Requirement
Restate the complete material exactly.

Working data
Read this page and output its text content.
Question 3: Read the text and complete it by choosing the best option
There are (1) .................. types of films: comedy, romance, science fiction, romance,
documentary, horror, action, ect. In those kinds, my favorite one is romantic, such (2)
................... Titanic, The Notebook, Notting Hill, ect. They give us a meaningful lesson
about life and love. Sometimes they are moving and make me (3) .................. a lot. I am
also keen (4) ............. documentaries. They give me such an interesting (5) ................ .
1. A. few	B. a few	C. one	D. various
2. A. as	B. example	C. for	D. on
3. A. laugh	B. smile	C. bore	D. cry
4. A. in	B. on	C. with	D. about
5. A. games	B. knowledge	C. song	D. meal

Answer below
Read this page and output its text content.
Question 3: Read the text and complete it by choosing the best option
There are (1) .................. types of films: comedy, romance, science fiction, romance,
documentary, horror, action, ect. In those kinds, my favorite one is romantic, such (2)
................... Titanic, The Notebook, Notting Hill, ect. They give us a meaningful lesson
about life and love. Sometimes they are moving and make me (3) .................. a lot. I am
also keen (4) ............. documentaries. They give me such an interesting (5) ................ .
1. A. few	B. a few	C. one	D. various
2. A. as	B. example	C. for	D. on
3. A. laugh	B. smile	C. bore	D. cry
4. A. in	B. on	C. with	D. about
5. A. games	B. knowledge	C. song	D. meal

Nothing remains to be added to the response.